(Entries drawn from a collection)
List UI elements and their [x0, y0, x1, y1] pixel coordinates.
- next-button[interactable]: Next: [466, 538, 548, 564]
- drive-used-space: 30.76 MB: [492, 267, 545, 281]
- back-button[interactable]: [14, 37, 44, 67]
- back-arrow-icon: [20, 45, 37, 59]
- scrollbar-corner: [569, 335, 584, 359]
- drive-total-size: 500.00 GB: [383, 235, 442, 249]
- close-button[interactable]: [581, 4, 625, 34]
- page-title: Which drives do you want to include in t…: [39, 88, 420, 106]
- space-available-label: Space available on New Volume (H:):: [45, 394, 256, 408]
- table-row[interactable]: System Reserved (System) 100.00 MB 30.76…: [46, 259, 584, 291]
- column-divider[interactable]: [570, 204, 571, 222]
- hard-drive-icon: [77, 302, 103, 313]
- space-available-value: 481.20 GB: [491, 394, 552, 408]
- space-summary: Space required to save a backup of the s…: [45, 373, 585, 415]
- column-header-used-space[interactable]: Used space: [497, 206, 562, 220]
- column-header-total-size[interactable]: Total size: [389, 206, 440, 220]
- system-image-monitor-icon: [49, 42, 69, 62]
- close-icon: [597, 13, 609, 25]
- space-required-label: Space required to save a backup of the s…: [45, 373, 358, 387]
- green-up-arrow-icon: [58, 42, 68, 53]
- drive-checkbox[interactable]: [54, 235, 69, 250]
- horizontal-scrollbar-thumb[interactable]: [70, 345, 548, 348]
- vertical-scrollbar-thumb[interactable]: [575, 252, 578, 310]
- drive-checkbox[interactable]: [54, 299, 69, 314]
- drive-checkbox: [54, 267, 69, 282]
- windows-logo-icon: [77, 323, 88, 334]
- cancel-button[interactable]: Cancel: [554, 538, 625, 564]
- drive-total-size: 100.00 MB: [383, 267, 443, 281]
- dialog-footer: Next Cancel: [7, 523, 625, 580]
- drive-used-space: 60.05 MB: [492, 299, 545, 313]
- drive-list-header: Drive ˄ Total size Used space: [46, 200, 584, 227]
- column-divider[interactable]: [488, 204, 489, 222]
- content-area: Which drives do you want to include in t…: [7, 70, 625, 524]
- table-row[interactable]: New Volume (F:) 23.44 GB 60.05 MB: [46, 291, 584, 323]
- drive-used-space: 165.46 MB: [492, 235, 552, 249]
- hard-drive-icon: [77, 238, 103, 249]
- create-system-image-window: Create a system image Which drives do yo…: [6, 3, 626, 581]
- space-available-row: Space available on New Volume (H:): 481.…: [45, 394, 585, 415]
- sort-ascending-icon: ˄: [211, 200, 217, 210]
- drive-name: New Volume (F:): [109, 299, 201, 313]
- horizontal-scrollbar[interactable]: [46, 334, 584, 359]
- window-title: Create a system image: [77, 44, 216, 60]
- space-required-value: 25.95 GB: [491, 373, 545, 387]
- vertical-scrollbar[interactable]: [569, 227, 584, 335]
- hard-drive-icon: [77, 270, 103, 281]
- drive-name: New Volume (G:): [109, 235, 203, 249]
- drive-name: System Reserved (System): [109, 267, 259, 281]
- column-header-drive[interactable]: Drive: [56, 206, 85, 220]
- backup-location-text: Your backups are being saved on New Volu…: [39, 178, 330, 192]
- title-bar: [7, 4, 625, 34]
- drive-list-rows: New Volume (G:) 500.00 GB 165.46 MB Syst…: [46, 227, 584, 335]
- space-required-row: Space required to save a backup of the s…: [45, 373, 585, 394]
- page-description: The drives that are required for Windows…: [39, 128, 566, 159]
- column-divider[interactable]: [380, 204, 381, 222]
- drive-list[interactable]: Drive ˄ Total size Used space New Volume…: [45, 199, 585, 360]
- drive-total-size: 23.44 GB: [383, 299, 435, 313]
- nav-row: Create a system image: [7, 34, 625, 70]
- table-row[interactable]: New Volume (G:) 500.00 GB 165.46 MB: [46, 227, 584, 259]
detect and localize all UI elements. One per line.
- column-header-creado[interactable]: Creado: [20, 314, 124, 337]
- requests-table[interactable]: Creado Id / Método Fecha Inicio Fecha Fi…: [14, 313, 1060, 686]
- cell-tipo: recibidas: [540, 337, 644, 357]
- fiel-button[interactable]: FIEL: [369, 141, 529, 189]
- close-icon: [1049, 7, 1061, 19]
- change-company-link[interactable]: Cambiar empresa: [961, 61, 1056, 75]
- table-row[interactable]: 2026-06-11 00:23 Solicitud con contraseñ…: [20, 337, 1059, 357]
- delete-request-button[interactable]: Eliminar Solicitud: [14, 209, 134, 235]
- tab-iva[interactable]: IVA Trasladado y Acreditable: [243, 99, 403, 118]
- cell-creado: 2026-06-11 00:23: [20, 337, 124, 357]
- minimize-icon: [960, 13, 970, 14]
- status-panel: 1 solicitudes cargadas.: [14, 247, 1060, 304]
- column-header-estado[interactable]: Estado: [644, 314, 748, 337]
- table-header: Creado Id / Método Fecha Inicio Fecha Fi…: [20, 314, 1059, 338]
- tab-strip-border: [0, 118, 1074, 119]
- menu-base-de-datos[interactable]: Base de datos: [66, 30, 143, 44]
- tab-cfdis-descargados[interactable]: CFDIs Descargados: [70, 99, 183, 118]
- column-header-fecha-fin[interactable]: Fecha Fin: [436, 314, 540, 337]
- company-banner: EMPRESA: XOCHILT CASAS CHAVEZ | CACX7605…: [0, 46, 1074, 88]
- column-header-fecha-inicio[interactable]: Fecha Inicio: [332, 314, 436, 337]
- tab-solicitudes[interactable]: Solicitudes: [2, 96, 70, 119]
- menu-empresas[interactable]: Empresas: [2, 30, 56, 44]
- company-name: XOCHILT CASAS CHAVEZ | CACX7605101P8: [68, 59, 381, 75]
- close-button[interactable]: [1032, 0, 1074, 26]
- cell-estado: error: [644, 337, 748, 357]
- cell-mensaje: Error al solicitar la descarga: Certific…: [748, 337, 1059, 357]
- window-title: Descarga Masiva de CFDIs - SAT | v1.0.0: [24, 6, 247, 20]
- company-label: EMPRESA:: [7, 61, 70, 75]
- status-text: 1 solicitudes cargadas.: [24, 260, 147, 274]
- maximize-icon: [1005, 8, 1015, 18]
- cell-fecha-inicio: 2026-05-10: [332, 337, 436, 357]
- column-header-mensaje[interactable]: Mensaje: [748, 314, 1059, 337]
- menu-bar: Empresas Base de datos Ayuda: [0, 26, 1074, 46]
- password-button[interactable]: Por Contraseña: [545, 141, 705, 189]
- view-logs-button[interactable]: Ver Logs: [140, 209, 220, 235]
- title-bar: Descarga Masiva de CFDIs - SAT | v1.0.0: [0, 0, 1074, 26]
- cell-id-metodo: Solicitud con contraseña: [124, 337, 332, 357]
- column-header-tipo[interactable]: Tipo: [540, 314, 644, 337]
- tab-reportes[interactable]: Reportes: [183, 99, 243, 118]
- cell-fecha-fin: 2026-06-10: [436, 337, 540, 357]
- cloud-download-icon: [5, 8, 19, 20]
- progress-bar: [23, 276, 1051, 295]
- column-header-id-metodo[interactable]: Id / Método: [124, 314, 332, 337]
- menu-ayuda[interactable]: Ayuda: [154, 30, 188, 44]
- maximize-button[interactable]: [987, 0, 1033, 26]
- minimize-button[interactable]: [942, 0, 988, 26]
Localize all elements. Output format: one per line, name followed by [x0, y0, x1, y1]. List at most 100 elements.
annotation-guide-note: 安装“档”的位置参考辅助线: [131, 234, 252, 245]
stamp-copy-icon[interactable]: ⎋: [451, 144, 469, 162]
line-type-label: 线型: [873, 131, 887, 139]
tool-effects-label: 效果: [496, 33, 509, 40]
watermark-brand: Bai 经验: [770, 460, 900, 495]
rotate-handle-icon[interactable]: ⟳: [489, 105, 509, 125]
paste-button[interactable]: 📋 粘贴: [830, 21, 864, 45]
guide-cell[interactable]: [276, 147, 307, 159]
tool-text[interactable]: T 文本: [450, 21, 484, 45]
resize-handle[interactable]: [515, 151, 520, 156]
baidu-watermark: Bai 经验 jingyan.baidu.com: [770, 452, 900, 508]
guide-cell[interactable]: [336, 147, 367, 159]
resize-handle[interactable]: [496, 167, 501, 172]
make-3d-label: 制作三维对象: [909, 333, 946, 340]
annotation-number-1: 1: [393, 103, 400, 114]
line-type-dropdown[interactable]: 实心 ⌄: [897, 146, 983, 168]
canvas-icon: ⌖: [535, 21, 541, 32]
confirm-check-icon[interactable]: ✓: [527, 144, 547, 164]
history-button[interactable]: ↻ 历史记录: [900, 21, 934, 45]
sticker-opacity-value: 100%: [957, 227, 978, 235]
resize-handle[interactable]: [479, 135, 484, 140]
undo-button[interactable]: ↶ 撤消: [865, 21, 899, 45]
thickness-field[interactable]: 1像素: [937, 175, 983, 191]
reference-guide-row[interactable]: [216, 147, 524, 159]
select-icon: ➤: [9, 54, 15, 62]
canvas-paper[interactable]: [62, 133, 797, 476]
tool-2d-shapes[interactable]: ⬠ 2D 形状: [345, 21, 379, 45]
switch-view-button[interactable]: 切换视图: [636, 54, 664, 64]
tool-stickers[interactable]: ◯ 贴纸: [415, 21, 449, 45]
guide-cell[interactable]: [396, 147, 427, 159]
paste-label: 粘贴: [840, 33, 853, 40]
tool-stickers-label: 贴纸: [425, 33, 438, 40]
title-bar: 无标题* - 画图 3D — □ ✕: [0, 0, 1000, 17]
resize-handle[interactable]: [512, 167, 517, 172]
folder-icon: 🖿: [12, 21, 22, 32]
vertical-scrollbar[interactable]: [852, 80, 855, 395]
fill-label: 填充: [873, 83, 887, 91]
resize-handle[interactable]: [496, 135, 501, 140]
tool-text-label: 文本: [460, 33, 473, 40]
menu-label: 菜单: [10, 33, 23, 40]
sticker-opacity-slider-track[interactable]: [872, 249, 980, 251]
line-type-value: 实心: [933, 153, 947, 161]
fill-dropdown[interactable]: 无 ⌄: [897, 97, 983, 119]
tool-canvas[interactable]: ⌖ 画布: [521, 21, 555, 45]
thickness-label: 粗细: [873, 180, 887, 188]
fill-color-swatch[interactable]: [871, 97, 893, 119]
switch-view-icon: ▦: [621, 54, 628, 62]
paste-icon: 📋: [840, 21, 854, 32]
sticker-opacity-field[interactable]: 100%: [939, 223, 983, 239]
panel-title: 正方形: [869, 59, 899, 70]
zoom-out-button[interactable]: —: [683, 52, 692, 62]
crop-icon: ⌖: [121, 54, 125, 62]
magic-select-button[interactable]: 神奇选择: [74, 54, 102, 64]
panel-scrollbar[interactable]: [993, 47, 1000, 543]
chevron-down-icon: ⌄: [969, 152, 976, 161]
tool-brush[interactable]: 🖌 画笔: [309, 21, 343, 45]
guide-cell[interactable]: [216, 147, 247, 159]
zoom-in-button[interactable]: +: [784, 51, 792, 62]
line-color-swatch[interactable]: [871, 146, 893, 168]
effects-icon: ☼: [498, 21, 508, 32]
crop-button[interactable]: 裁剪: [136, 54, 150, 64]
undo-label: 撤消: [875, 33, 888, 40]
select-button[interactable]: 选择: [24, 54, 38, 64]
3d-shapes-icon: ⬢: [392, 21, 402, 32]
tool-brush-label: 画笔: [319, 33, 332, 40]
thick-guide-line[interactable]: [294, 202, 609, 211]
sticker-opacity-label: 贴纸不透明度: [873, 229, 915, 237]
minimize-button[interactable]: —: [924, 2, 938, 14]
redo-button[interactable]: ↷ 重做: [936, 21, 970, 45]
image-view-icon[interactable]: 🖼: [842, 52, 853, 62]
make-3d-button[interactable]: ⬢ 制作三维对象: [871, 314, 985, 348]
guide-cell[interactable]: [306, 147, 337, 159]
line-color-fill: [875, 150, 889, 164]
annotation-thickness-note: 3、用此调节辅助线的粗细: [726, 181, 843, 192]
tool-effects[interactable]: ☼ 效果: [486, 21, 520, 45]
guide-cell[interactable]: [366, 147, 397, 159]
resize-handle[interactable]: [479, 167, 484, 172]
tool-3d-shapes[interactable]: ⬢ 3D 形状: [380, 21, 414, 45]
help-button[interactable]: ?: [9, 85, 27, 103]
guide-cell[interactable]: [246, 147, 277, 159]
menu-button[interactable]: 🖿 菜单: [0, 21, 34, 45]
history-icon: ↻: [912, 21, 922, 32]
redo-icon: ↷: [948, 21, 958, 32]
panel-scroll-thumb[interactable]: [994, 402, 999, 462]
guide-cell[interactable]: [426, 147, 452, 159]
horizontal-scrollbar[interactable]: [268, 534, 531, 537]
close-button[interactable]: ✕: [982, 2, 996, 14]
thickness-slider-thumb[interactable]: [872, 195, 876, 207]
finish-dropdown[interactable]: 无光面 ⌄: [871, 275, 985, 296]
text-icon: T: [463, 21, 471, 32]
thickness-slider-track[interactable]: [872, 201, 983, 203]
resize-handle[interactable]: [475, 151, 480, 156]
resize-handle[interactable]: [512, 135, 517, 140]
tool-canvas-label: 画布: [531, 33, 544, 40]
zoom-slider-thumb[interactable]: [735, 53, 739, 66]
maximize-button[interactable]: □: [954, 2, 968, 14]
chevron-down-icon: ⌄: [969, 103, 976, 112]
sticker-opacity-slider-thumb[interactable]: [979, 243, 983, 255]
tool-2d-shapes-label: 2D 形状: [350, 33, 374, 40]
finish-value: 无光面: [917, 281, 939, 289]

**Instructions for the task**
Render the data from its first line through the line containing "- back-arrow-icon: [20, 45, 37, 59]", both included, as a Markdown table with the columns Row and Line, leaving out any blank lines.

**Solution for this task**
| Row | Line |
|---|---|
| 1 | List UI elements and their [x0, y0, x1, y1] pixel coordinates. |
| 2 | - next-button[interactable]: Next: [466, 538, 548, 564] |
| 3 | - drive-used-space: 30.76 MB: [492, 267, 545, 281] |
| 4 | - back-button[interactable]: [14, 37, 44, 67] |
| 5 | - back-arrow-icon: [20, 45, 37, 59] |